**What is being asked:** Which lines below hold the word "Webinar"? Copy all of them.

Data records
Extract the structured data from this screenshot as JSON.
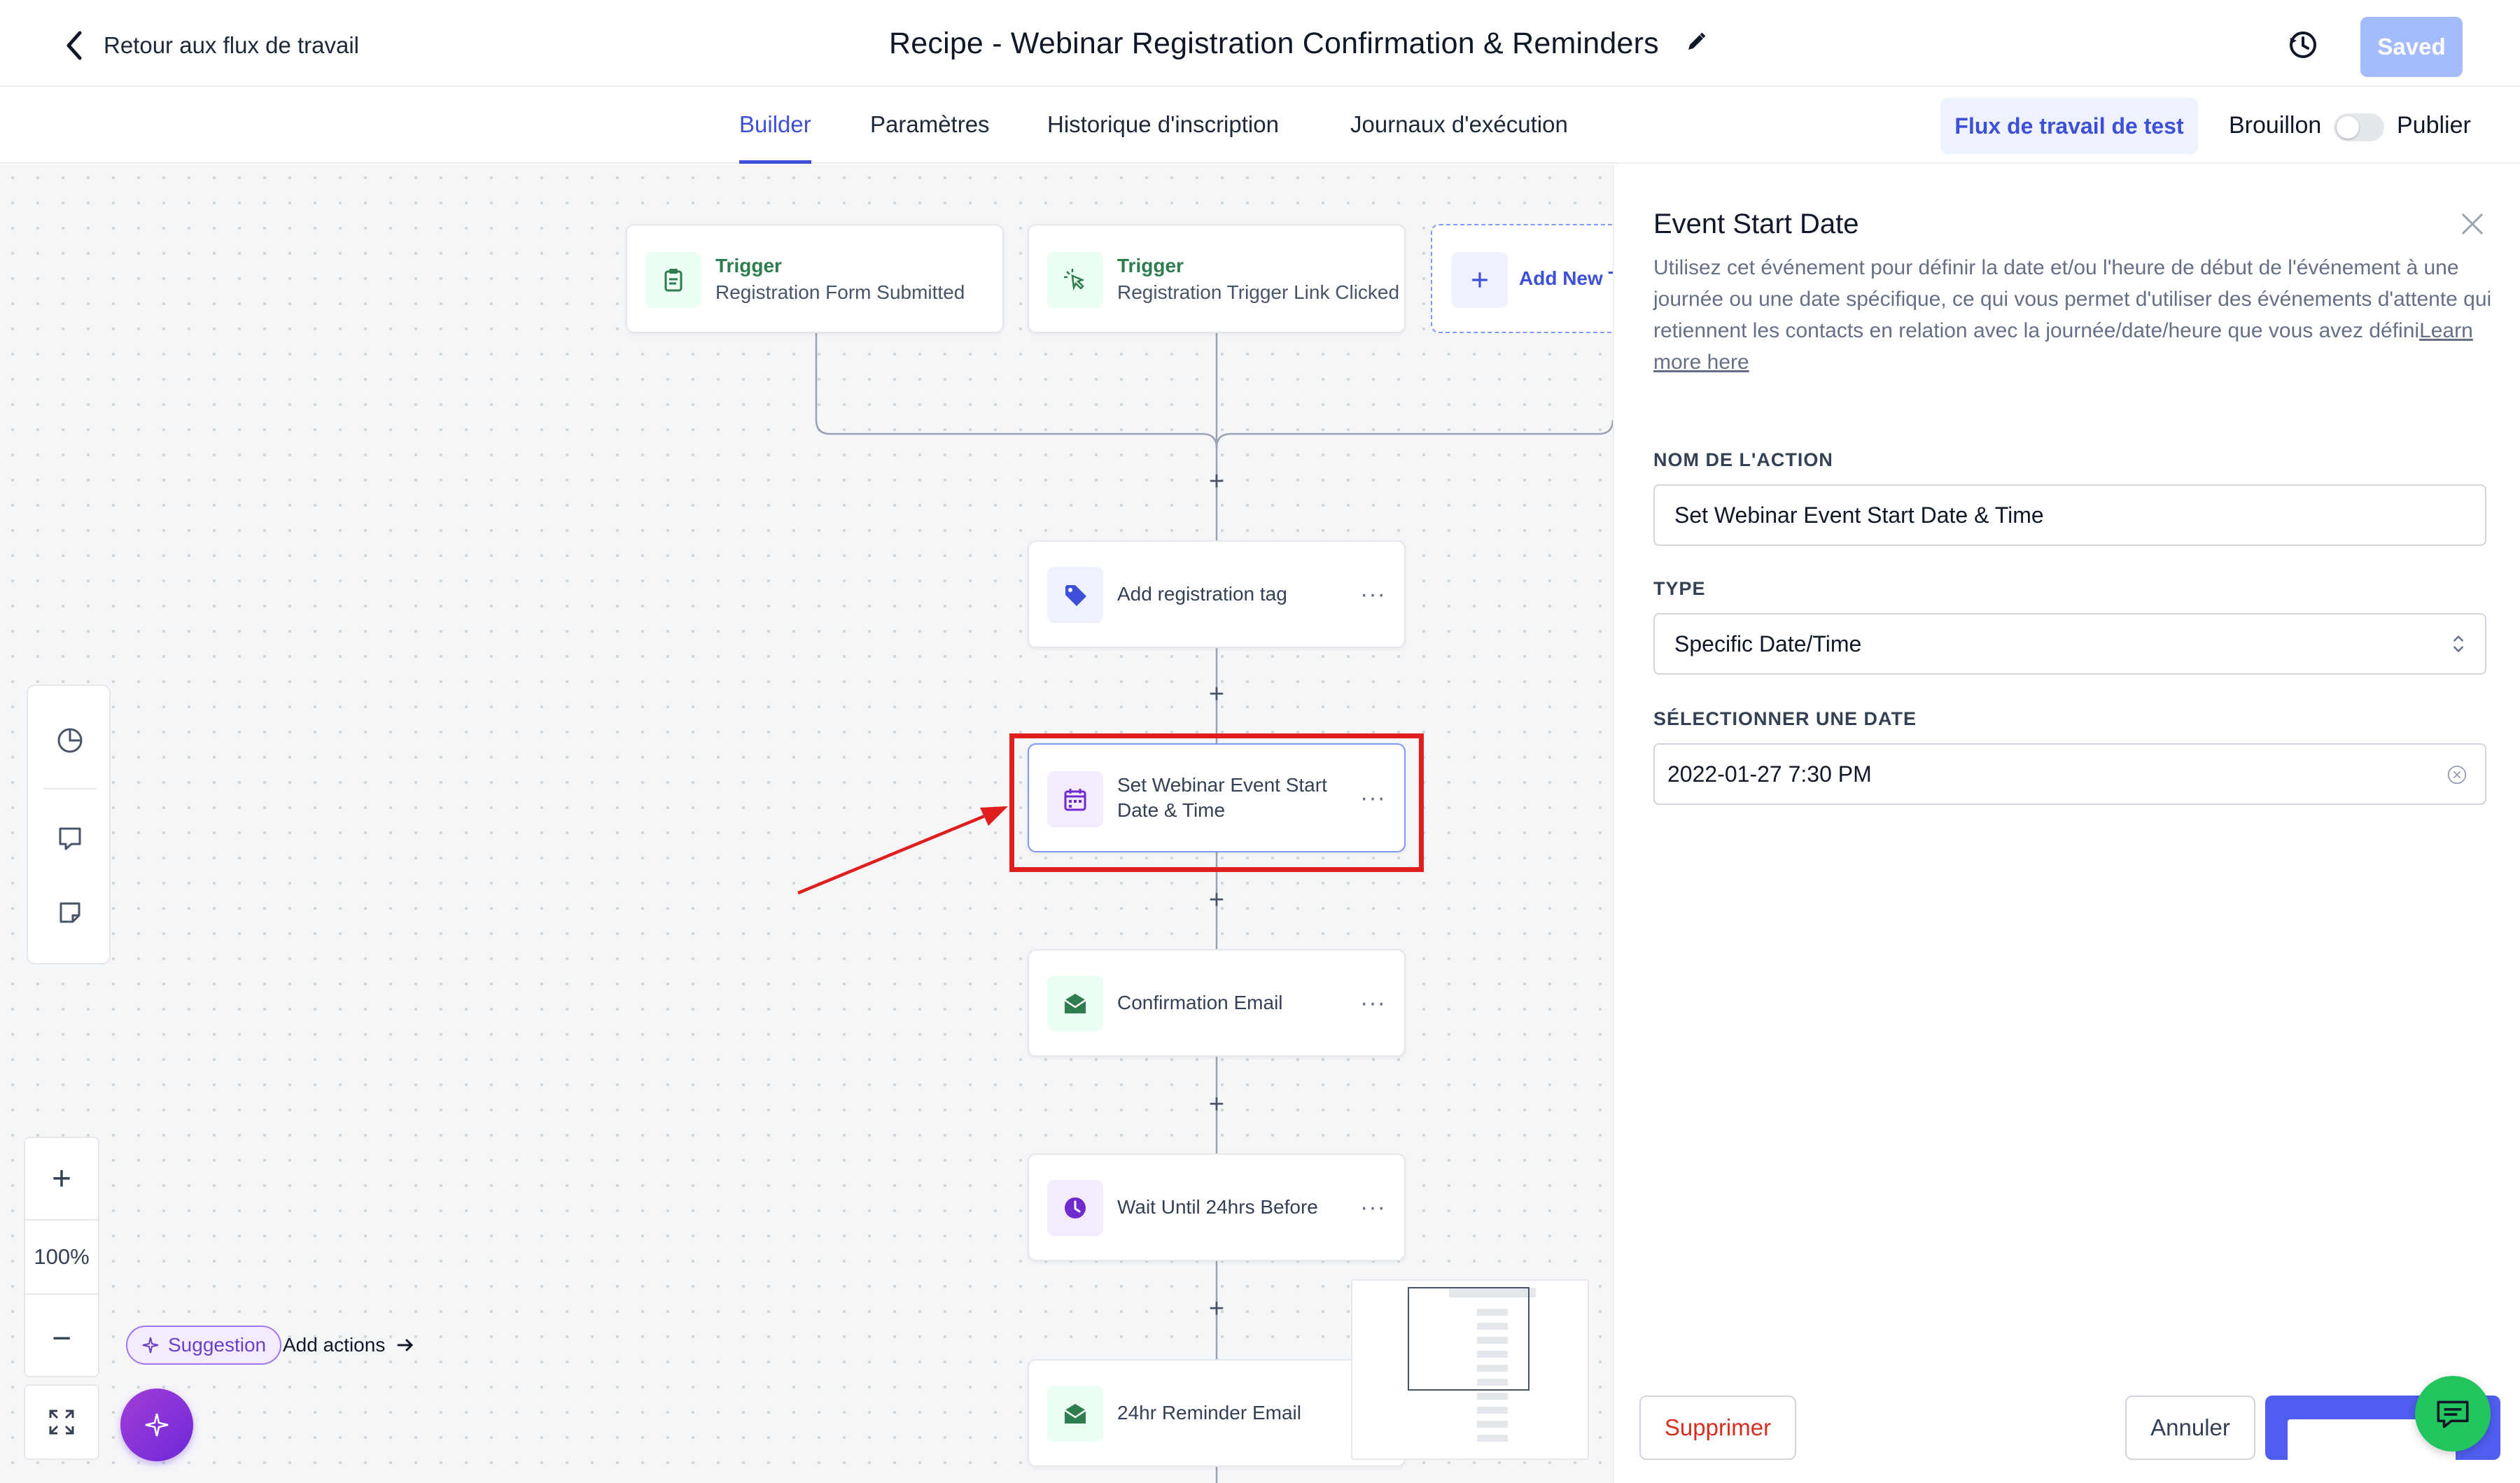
{
  "header": {
    "back_label": "Retour aux flux de travail",
    "title": "Recipe - Webinar Registration Confirmation & Reminders",
    "saved_label": "Saved"
  },
  "tabs": [
    {
      "label": "Builder",
      "active": true
    },
    {
      "label": "Paramètres",
      "active": false
    },
    {
      "label": "Historique d'inscription",
      "active": false
    },
    {
      "label": "Journaux d'exécution",
      "active": false
    }
  ],
  "toolbar": {
    "test_workflow_label": "Flux de travail de test",
    "draft_label": "Brouillon",
    "publish_label": "Publier",
    "published": false
  },
  "canvas": {
    "triggers": [
      {
        "kicker": "Trigger",
        "label": "Registration Form Submitted",
        "icon": "clipboard-icon"
      },
      {
        "kicker": "Trigger",
        "label": "Registration Trigger Link Clicked",
        "icon": "cursor-click-icon"
      }
    ],
    "add_trigger_label": "Add New T",
    "actions": [
      {
        "label": "Add registration tag",
        "icon": "tag-icon"
      },
      {
        "label": "Set Webinar Event Start Date & Time",
        "icon": "calendar-icon",
        "selected": true
      },
      {
        "label": "Confirmation Email",
        "icon": "email-icon"
      },
      {
        "label": "Wait Until 24hrs Before",
        "icon": "clock-icon"
      },
      {
        "label": "24hr Reminder Email",
        "icon": "email-icon"
      }
    ],
    "zoom": "100%",
    "suggestion_label": "Suggestion",
    "add_actions_label": "Add actions"
  },
  "panel": {
    "title": "Event Start Date",
    "description": "Utilisez cet événement pour définir la date et/ou l'heure de début de l'événement à une journée ou une date spécifique, ce qui vous permet d'utiliser des événements d'attente qui retiennent les contacts en relation avec la journée/date/heure que vous avez défini",
    "learn_more": "Learn more here",
    "action_name_label": "NOM DE L'ACTION",
    "action_name_value": "Set Webinar Event Start Date & Time",
    "type_label": "TYPE",
    "type_value": "Specific Date/Time",
    "date_label": "SÉLECTIONNER UNE DATE",
    "date_value": "2022-01-27 7:30 PM",
    "delete_label": "Supprimer",
    "cancel_label": "Annuler"
  },
  "colors": {
    "accent": "#3e4fd8",
    "highlight": "#e01e1e",
    "trigger_green": "#2e7d4f",
    "action_purple": "#6e2ccf"
  }
}
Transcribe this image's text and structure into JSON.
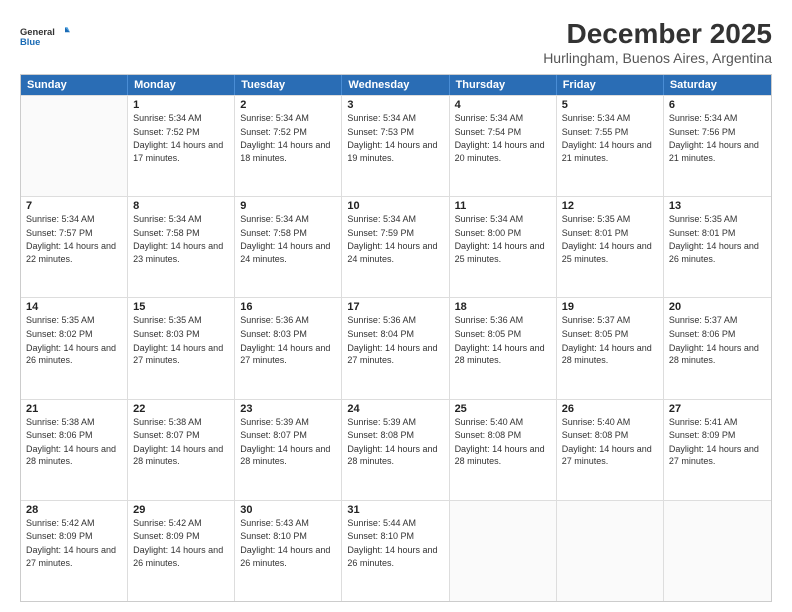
{
  "logo": {
    "line1": "General",
    "line2": "Blue"
  },
  "title": "December 2025",
  "subtitle": "Hurlingham, Buenos Aires, Argentina",
  "weekdays": [
    "Sunday",
    "Monday",
    "Tuesday",
    "Wednesday",
    "Thursday",
    "Friday",
    "Saturday"
  ],
  "rows": [
    [
      {
        "day": "",
        "sunrise": "",
        "sunset": "",
        "daylight": ""
      },
      {
        "day": "1",
        "sunrise": "Sunrise: 5:34 AM",
        "sunset": "Sunset: 7:52 PM",
        "daylight": "Daylight: 14 hours and 17 minutes."
      },
      {
        "day": "2",
        "sunrise": "Sunrise: 5:34 AM",
        "sunset": "Sunset: 7:52 PM",
        "daylight": "Daylight: 14 hours and 18 minutes."
      },
      {
        "day": "3",
        "sunrise": "Sunrise: 5:34 AM",
        "sunset": "Sunset: 7:53 PM",
        "daylight": "Daylight: 14 hours and 19 minutes."
      },
      {
        "day": "4",
        "sunrise": "Sunrise: 5:34 AM",
        "sunset": "Sunset: 7:54 PM",
        "daylight": "Daylight: 14 hours and 20 minutes."
      },
      {
        "day": "5",
        "sunrise": "Sunrise: 5:34 AM",
        "sunset": "Sunset: 7:55 PM",
        "daylight": "Daylight: 14 hours and 21 minutes."
      },
      {
        "day": "6",
        "sunrise": "Sunrise: 5:34 AM",
        "sunset": "Sunset: 7:56 PM",
        "daylight": "Daylight: 14 hours and 21 minutes."
      }
    ],
    [
      {
        "day": "7",
        "sunrise": "Sunrise: 5:34 AM",
        "sunset": "Sunset: 7:57 PM",
        "daylight": "Daylight: 14 hours and 22 minutes."
      },
      {
        "day": "8",
        "sunrise": "Sunrise: 5:34 AM",
        "sunset": "Sunset: 7:58 PM",
        "daylight": "Daylight: 14 hours and 23 minutes."
      },
      {
        "day": "9",
        "sunrise": "Sunrise: 5:34 AM",
        "sunset": "Sunset: 7:58 PM",
        "daylight": "Daylight: 14 hours and 24 minutes."
      },
      {
        "day": "10",
        "sunrise": "Sunrise: 5:34 AM",
        "sunset": "Sunset: 7:59 PM",
        "daylight": "Daylight: 14 hours and 24 minutes."
      },
      {
        "day": "11",
        "sunrise": "Sunrise: 5:34 AM",
        "sunset": "Sunset: 8:00 PM",
        "daylight": "Daylight: 14 hours and 25 minutes."
      },
      {
        "day": "12",
        "sunrise": "Sunrise: 5:35 AM",
        "sunset": "Sunset: 8:01 PM",
        "daylight": "Daylight: 14 hours and 25 minutes."
      },
      {
        "day": "13",
        "sunrise": "Sunrise: 5:35 AM",
        "sunset": "Sunset: 8:01 PM",
        "daylight": "Daylight: 14 hours and 26 minutes."
      }
    ],
    [
      {
        "day": "14",
        "sunrise": "Sunrise: 5:35 AM",
        "sunset": "Sunset: 8:02 PM",
        "daylight": "Daylight: 14 hours and 26 minutes."
      },
      {
        "day": "15",
        "sunrise": "Sunrise: 5:35 AM",
        "sunset": "Sunset: 8:03 PM",
        "daylight": "Daylight: 14 hours and 27 minutes."
      },
      {
        "day": "16",
        "sunrise": "Sunrise: 5:36 AM",
        "sunset": "Sunset: 8:03 PM",
        "daylight": "Daylight: 14 hours and 27 minutes."
      },
      {
        "day": "17",
        "sunrise": "Sunrise: 5:36 AM",
        "sunset": "Sunset: 8:04 PM",
        "daylight": "Daylight: 14 hours and 27 minutes."
      },
      {
        "day": "18",
        "sunrise": "Sunrise: 5:36 AM",
        "sunset": "Sunset: 8:05 PM",
        "daylight": "Daylight: 14 hours and 28 minutes."
      },
      {
        "day": "19",
        "sunrise": "Sunrise: 5:37 AM",
        "sunset": "Sunset: 8:05 PM",
        "daylight": "Daylight: 14 hours and 28 minutes."
      },
      {
        "day": "20",
        "sunrise": "Sunrise: 5:37 AM",
        "sunset": "Sunset: 8:06 PM",
        "daylight": "Daylight: 14 hours and 28 minutes."
      }
    ],
    [
      {
        "day": "21",
        "sunrise": "Sunrise: 5:38 AM",
        "sunset": "Sunset: 8:06 PM",
        "daylight": "Daylight: 14 hours and 28 minutes."
      },
      {
        "day": "22",
        "sunrise": "Sunrise: 5:38 AM",
        "sunset": "Sunset: 8:07 PM",
        "daylight": "Daylight: 14 hours and 28 minutes."
      },
      {
        "day": "23",
        "sunrise": "Sunrise: 5:39 AM",
        "sunset": "Sunset: 8:07 PM",
        "daylight": "Daylight: 14 hours and 28 minutes."
      },
      {
        "day": "24",
        "sunrise": "Sunrise: 5:39 AM",
        "sunset": "Sunset: 8:08 PM",
        "daylight": "Daylight: 14 hours and 28 minutes."
      },
      {
        "day": "25",
        "sunrise": "Sunrise: 5:40 AM",
        "sunset": "Sunset: 8:08 PM",
        "daylight": "Daylight: 14 hours and 28 minutes."
      },
      {
        "day": "26",
        "sunrise": "Sunrise: 5:40 AM",
        "sunset": "Sunset: 8:08 PM",
        "daylight": "Daylight: 14 hours and 27 minutes."
      },
      {
        "day": "27",
        "sunrise": "Sunrise: 5:41 AM",
        "sunset": "Sunset: 8:09 PM",
        "daylight": "Daylight: 14 hours and 27 minutes."
      }
    ],
    [
      {
        "day": "28",
        "sunrise": "Sunrise: 5:42 AM",
        "sunset": "Sunset: 8:09 PM",
        "daylight": "Daylight: 14 hours and 27 minutes."
      },
      {
        "day": "29",
        "sunrise": "Sunrise: 5:42 AM",
        "sunset": "Sunset: 8:09 PM",
        "daylight": "Daylight: 14 hours and 26 minutes."
      },
      {
        "day": "30",
        "sunrise": "Sunrise: 5:43 AM",
        "sunset": "Sunset: 8:10 PM",
        "daylight": "Daylight: 14 hours and 26 minutes."
      },
      {
        "day": "31",
        "sunrise": "Sunrise: 5:44 AM",
        "sunset": "Sunset: 8:10 PM",
        "daylight": "Daylight: 14 hours and 26 minutes."
      },
      {
        "day": "",
        "sunrise": "",
        "sunset": "",
        "daylight": ""
      },
      {
        "day": "",
        "sunrise": "",
        "sunset": "",
        "daylight": ""
      },
      {
        "day": "",
        "sunrise": "",
        "sunset": "",
        "daylight": ""
      }
    ]
  ]
}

**Answer:**
    "title": "Recipe - Webinar Registration Confirmation & Reminders",
        "label": "Set Webinar Event Start Date & Time",
    "action_name_value": "Set Webinar Event Start Date & Time",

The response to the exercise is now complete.